From the entries below, copy every line holding the word "triangle".

Structured figure records:
## START

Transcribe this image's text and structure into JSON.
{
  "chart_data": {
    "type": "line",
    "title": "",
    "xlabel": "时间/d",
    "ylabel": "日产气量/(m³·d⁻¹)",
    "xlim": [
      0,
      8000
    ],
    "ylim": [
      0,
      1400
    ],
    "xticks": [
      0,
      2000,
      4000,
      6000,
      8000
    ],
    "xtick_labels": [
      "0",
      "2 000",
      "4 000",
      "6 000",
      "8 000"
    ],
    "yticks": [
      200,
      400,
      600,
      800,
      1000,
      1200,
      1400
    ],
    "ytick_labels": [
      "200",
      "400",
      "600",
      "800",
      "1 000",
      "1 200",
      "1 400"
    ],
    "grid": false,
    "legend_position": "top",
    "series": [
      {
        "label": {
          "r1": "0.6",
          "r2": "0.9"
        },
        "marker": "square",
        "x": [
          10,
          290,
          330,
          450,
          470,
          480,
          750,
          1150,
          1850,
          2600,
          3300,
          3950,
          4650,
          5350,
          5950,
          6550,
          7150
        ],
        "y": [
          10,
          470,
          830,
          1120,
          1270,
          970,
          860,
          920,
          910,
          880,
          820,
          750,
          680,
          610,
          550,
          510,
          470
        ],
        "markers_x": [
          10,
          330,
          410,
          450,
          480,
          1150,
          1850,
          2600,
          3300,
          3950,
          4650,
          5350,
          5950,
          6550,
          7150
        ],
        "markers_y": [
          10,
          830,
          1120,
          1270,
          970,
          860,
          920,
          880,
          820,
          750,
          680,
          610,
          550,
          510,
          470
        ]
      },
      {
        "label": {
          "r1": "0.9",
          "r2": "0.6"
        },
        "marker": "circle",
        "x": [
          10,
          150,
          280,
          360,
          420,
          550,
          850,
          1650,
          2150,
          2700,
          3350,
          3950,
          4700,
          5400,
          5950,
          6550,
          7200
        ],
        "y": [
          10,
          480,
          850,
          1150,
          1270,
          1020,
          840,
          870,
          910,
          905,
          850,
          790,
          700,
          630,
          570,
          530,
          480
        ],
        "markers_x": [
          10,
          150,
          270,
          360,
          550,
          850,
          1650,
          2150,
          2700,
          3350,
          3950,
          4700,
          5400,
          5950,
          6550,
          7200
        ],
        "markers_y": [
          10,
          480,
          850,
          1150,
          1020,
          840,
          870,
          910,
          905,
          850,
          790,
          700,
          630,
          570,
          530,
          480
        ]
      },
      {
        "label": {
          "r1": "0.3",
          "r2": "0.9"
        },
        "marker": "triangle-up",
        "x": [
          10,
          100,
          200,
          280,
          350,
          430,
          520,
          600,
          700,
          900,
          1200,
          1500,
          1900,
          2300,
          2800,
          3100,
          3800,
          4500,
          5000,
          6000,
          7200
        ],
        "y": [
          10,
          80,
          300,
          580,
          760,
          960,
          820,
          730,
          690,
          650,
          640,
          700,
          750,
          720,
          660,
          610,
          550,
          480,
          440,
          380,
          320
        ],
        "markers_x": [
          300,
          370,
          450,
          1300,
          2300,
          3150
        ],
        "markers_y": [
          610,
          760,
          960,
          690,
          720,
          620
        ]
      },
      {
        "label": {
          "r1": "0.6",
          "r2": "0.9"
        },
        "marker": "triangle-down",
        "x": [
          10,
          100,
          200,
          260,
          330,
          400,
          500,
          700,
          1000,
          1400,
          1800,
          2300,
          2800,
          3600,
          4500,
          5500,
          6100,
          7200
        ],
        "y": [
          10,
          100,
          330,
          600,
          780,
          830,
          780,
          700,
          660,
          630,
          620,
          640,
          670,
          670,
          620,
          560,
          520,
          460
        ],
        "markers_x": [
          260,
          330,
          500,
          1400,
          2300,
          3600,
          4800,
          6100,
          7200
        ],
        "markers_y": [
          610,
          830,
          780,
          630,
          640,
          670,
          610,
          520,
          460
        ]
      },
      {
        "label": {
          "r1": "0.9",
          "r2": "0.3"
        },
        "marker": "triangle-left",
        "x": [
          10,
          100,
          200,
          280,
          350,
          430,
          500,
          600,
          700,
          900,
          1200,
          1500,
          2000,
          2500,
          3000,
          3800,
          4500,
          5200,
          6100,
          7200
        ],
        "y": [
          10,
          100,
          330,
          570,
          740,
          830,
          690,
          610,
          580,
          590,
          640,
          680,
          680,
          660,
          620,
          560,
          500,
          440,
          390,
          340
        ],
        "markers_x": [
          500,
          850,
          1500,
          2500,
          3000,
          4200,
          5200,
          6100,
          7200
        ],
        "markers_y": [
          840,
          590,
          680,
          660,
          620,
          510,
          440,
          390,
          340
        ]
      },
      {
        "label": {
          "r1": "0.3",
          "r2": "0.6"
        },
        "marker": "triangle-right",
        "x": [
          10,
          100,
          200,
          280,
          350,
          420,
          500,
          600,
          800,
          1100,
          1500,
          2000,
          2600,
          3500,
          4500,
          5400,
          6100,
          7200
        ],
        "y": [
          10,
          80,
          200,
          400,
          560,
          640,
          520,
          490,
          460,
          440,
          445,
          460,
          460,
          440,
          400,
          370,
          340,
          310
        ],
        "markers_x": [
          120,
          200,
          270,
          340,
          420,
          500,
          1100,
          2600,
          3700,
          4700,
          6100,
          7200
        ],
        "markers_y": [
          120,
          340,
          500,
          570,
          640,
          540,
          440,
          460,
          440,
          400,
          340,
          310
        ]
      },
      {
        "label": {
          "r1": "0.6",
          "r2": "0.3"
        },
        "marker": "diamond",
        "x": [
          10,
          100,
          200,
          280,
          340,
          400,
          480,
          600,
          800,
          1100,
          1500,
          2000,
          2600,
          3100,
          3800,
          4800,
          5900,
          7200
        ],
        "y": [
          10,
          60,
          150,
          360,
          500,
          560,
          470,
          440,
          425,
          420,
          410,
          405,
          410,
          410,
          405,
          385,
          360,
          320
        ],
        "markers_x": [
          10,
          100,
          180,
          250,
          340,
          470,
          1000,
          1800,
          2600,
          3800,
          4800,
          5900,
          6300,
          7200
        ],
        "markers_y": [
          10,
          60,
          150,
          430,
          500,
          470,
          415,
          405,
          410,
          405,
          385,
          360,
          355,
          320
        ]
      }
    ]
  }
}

## END

§ **Complete output**
        "marker": "triangle-up",
        "marker": "triangle-down",
        "marker": "triangle-left",
        "marker": "triangle-right",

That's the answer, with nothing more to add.